───── Stored records

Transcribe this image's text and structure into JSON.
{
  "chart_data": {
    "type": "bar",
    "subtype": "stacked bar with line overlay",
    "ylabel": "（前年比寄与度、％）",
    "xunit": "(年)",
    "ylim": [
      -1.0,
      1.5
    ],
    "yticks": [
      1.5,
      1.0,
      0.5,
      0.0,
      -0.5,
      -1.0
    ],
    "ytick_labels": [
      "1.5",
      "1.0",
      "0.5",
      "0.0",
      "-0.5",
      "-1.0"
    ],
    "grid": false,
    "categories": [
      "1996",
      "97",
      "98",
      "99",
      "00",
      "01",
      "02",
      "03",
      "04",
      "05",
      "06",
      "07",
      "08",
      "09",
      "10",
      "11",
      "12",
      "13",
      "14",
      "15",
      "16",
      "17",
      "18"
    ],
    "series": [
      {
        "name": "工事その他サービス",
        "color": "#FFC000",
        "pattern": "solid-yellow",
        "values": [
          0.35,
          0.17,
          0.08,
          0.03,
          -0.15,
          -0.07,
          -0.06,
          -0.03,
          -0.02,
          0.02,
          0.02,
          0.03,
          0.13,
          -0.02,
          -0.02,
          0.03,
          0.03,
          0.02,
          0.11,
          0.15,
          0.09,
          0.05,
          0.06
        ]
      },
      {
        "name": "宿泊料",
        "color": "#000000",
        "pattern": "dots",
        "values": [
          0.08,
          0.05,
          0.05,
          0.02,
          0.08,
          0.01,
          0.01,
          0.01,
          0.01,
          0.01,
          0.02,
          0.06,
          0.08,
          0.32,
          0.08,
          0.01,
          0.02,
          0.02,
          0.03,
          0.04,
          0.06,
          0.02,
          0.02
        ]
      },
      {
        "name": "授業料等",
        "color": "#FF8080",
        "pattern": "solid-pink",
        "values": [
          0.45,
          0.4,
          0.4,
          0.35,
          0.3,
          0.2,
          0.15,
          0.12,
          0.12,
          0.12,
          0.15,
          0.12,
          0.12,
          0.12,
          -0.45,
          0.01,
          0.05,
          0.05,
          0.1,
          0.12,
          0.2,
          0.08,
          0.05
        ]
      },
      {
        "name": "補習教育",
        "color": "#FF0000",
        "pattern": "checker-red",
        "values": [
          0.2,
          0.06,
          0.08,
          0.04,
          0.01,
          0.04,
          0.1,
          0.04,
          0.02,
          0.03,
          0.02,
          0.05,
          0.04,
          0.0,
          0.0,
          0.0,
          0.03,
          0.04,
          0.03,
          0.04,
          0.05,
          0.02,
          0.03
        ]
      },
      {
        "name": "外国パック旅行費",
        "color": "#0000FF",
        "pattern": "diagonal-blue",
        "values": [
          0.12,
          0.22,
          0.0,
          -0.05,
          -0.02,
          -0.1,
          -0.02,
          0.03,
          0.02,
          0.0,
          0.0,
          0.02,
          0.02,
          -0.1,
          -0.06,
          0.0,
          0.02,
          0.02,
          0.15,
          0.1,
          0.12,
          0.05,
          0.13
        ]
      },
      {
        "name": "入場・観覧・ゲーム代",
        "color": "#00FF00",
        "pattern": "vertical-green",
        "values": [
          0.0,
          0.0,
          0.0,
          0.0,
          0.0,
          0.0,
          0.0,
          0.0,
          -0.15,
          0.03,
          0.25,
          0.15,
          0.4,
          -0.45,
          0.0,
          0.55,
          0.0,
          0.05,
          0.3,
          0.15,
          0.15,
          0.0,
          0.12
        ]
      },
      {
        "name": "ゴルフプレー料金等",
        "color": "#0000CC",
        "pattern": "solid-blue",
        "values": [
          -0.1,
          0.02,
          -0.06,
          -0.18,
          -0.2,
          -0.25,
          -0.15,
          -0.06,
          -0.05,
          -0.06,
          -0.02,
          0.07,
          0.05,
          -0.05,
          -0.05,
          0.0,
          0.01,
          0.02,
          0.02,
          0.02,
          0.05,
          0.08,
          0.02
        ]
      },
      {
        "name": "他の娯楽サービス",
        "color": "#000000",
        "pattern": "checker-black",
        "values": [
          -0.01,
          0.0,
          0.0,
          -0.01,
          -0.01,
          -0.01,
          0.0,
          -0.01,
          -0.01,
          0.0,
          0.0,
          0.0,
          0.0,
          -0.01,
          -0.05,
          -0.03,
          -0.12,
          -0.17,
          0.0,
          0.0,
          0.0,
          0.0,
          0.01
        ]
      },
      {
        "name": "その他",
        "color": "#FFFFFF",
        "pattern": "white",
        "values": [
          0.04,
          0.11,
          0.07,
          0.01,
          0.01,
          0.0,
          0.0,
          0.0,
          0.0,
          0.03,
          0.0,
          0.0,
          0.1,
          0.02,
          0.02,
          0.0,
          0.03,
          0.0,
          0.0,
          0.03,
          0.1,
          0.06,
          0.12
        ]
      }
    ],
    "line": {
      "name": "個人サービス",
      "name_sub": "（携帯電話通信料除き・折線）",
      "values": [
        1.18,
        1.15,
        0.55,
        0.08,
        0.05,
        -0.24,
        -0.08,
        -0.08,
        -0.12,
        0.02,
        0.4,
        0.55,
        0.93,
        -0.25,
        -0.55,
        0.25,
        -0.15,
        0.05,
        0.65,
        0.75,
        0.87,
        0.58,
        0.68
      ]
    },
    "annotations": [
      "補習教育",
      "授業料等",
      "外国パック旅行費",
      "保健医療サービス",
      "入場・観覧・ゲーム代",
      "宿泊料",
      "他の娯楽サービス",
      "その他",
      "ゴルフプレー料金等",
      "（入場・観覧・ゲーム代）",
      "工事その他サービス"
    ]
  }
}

──────────

* _Direction_
Every line above that contains the word "pattern" should be reported.

* _Response to the exercise_
        "pattern": "solid-yellow",
        "pattern": "dots",
        "pattern": "solid-pink",
        "pattern": "checker-red",
        "pattern": "diagonal-blue",
        "pattern": "vertical-green",
        "pattern": "solid-blue",
        "pattern": "checker-black",
        "pattern": "white",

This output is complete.